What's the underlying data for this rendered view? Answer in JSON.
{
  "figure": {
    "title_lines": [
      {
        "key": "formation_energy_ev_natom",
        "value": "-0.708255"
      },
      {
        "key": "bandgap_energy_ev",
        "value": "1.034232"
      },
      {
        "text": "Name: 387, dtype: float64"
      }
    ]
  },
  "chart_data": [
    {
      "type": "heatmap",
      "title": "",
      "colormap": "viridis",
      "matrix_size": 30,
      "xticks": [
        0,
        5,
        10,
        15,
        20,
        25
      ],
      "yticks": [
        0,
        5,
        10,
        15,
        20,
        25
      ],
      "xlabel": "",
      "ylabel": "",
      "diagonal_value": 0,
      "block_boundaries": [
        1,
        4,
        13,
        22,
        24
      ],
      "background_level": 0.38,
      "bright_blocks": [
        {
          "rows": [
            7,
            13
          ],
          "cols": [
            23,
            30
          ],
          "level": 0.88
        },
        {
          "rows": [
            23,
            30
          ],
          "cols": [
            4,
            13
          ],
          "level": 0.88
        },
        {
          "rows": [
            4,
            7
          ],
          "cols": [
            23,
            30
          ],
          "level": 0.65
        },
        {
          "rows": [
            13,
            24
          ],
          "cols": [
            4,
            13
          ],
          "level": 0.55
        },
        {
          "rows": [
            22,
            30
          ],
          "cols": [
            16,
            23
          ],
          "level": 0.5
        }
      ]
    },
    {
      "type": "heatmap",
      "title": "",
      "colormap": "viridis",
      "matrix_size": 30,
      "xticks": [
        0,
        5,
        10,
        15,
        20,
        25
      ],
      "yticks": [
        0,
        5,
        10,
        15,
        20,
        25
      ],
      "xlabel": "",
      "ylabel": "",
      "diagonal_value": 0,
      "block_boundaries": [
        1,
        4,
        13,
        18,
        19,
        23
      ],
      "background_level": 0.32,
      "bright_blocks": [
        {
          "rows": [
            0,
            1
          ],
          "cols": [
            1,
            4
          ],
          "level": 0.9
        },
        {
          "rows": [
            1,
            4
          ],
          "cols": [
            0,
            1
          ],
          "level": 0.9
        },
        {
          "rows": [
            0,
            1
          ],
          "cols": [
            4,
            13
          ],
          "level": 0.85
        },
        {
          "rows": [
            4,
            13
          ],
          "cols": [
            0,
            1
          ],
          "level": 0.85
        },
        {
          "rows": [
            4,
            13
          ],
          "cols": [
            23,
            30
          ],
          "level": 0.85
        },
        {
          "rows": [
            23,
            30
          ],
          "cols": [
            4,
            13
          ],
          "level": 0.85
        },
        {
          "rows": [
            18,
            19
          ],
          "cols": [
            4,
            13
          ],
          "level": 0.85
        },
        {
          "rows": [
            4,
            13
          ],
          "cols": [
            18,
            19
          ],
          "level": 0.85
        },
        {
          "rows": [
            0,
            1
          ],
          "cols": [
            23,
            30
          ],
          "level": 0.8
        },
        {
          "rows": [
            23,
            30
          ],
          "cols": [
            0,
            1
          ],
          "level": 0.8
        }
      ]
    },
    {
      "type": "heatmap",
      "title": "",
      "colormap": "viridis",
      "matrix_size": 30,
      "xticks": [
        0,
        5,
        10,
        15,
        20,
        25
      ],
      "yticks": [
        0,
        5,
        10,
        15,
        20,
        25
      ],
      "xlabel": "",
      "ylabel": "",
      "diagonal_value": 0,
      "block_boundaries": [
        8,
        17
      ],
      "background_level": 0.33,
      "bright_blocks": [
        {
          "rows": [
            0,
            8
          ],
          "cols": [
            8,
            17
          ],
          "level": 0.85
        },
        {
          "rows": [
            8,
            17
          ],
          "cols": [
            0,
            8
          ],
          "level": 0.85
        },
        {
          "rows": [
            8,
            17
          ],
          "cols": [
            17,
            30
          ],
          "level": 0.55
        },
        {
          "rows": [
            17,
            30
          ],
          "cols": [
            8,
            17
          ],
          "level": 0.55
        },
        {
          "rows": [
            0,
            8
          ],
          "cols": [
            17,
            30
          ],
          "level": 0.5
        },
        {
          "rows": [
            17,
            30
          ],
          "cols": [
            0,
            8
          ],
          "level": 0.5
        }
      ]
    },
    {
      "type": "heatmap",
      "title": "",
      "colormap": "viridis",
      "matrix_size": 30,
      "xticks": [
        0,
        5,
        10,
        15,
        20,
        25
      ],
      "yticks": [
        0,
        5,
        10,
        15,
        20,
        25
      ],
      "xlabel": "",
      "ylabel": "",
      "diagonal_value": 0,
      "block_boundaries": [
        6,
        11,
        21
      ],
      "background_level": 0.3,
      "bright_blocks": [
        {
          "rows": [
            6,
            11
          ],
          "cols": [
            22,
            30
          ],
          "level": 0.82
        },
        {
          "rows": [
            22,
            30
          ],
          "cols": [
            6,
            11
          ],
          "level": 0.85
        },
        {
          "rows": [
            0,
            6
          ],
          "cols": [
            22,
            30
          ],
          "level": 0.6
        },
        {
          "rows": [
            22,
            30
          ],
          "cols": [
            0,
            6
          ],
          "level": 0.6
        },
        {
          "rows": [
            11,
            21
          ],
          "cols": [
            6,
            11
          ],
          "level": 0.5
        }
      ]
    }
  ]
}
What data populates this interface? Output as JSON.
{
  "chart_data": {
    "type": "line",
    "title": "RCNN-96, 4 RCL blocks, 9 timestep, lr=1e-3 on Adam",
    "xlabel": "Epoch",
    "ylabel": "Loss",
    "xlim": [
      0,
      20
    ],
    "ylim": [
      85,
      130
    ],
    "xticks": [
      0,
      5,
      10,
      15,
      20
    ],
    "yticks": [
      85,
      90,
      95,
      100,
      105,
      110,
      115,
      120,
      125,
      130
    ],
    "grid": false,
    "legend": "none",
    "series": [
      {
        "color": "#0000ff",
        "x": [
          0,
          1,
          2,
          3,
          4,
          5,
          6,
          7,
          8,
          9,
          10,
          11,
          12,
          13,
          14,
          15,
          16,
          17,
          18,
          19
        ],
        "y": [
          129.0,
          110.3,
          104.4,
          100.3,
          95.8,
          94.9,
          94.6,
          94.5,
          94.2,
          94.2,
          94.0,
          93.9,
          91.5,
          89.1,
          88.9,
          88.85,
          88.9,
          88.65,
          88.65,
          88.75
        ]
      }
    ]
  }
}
—————
Using the data above, return each line exactly as written.

- **Task answer**:
What's the underlying data for this rendered view? Answer in JSON.
{
  "figure": {
    "title_lines": [
      {
        "key": "formation_energy_ev_natom",
        "value": "-0.708255"
      },
      {
        "key": "bandgap_energy_ev",
        "value": "1.034232"
      },
      {
        "text": "Name: 387, dtype: float64"
      }
    ]
  },
  "chart_data": [
    {
      "type": "heatmap",
      "title": "",
      "colormap": "viridis",
      "matrix_size": 30,
      "xticks": [
        0,
        5,
        10,
        15,
        20,
        25
      ],
      "yticks": [
        0,
        5,
        10,
        15,
        20,
        25
      ],
      "xlabel": "",
      "ylabel": "",
      "diagonal_value": 0,
      "block_boundaries": [
        1,
        4,
        13,
        22,
        24
      ],
      "background_level": 0.38,
      "bright_blocks": [
        {
          "rows": [
            7,
            13
          ],
          "cols": [
            23,
            30
          ],
          "level": 0.88
        },
        {
          "rows": [
            23,
            30
          ],
          "cols": [
            4,
            13
          ],
          "level": 0.88
        },
        {
          "rows": [
            4,
            7
          ],
          "cols": [
            23,
            30
          ],
          "level": 0.65
        },
        {
          "rows": [
            13,
            24
          ],
          "cols": [
            4,
            13
          ],
          "level": 0.55
        },
        {
          "rows": [
            22,
            30
          ],
          "cols": [
            16,
            23
          ],
          "level": 0.5
        }
      ]
    },
    {
      "type": "heatmap",
      "title": "",
      "colormap": "viridis",
      "matrix_size": 30,
      "xticks": [
        0,
        5,
        10,
        15,
        20,
        25
      ],
      "yticks": [
        0,
        5,
        10,
        15,
        20,
        25
      ],
      "xlabel": "",
      "ylabel": "",
      "diagonal_value": 0,
      "block_boundaries": [
        1,
        4,
        13,
        18,
        19,
        23
      ],
      "background_level": 0.32,
      "bright_blocks": [
        {
          "rows": [
            0,
            1
          ],
          "cols": [
            1,
            4
          ],
          "level": 0.9
        },
        {
          "rows": [
            1,
            4
          ],
          "cols": [
            0,
            1
          ],
          "level": 0.9
        },
        {
          "rows": [
            0,
            1
          ],
          "cols": [
            4,
            13
          ],
          "level": 0.85
        },
        {
          "rows": [
            4,
            13
          ],
          "cols": [
            0,
            1
          ],
          "level": 0.85
        },
        {
          "rows": [
            4,
            13
          ],
          "cols": [
            23,
            30
          ],
          "level": 0.85
        },
        {
          "rows": [
            23,
            30
          ],
          "cols": [
            4,
            13
          ],
          "level": 0.85
        },
        {
          "rows": [
            18,
            19
          ],
          "cols": [
            4,
            13
          ],
          "level": 0.85
        },
        {
          "rows": [
            4,
            13
          ],
          "cols": [
            18,
            19
          ],
          "level": 0.85
        },
        {
          "rows": [
            0,
            1
          ],
          "cols": [
            23,
            30
          ],
          "level": 0.8
        },
        {
          "rows": [
            23,
            30
          ],
          "cols": [
            0,
            1
          ],
          "level": 0.8
        }
      ]
    },
    {
      "type": "heatmap",
      "title": "",
      "colormap": "viridis",
      "matrix_size": 30,
      "xticks": [
        0,
        5,
        10,
        15,
        20,
        25
      ],
      "yticks": [
        0,
        5,
        10,
        15,
        20,
        25
      ],
      "xlabel": "",
      "ylabel": "",
      "diagonal_value": 0,
      "block_boundaries": [
        8,
        17
      ],
      "background_level": 0.33,
      "bright_blocks": [
        {
          "rows": [
            0,
            8
          ],
          "cols": [
            8,
            17
          ],
          "level": 0.85
        },
        {
          "rows": [
            8,
            17
          ],
          "cols": [
            0,
            8
          ],
          "level": 0.85
        },
        {
          "rows": [
            8,
            17
          ],
          "cols": [
            17,
            30
          ],
          "level": 0.55
        },
        {
          "rows": [
            17,
            30
          ],
          "cols": [
            8,
            17
          ],
          "level": 0.55
        },
        {
          "rows": [
            0,
            8
          ],
          "cols": [
            17,
            30
          ],
          "level": 0.5
        },
        {
          "rows": [
            17,
            30
          ],
          "cols": [
            0,
            8
          ],
          "level": 0.5
        }
      ]
    },
    {
      "type": "heatmap",
      "title": "",
      "colormap": "viridis",
      "matrix_size": 30,
      "xticks": [
        0,
        5,
        10,
        15,
        20,
        25
      ],
      "yticks": [
        0,
        5,
        10,
        15,
        20,
        25
      ],
      "xlabel": "",
      "ylabel": "",
      "diagonal_value": 0,
      "block_boundaries": [
        6,
        11,
        21
      ],
      "background_level": 0.3,
      "bright_blocks": [
        {
          "rows": [
            6,
            11
          ],
          "cols": [
            22,
            30
          ],
          "level": 0.82
        },
        {
          "rows": [
            22,
            30
          ],
          "cols": [
            6,
            11
          ],
          "level": 0.85
        },
        {
          "rows": [
            0,
            6
          ],
          "cols": [
            22,
            30
          ],
          "level": 0.6
        },
        {
          "rows": [
            22,
            30
          ],
          "cols": [
            0,
            6
          ],
          "level": 0.6
        },
        {
          "rows": [
            11,
            21
          ],
          "cols": [
            6,
            11
          ],
          "level": 0.5
        }
      ]
    }
  ]
}
What data populates this interface? Output as JSON.
{
  "chart_data": {
    "type": "line",
    "title": "RCNN-96, 4 RCL blocks, 9 timestep, lr=1e-3 on Adam",
    "xlabel": "Epoch",
    "ylabel": "Loss",
    "xlim": [
      0,
      20
    ],
    "ylim": [
      85,
      130
    ],
    "xticks": [
      0,
      5,
      10,
      15,
      20
    ],
    "yticks": [
      85,
      90,
      95,
      100,
      105,
      110,
      115,
      120,
      125,
      130
    ],
    "grid": false,
    "legend": "none",
    "series": [
      {
        "color": "#0000ff",
        "x": [
          0,
          1,
          2,
          3,
          4,
          5,
          6,
          7,
          8,
          9,
          10,
          11,
          12,
          13,
          14,
          15,
          16,
          17,
          18,
          19
        ],
        "y": [
          129.0,
          110.3,
          104.4,
          100.3,
          95.8,
          94.9,
          94.6,
          94.5,
          94.2,
          94.2,
          94.0,
          93.9,
          91.5,
          89.1,
          88.9,
          88.85,
          88.9,
          88.65,
          88.65,
          88.75
        ]
      }
    ]
  }
}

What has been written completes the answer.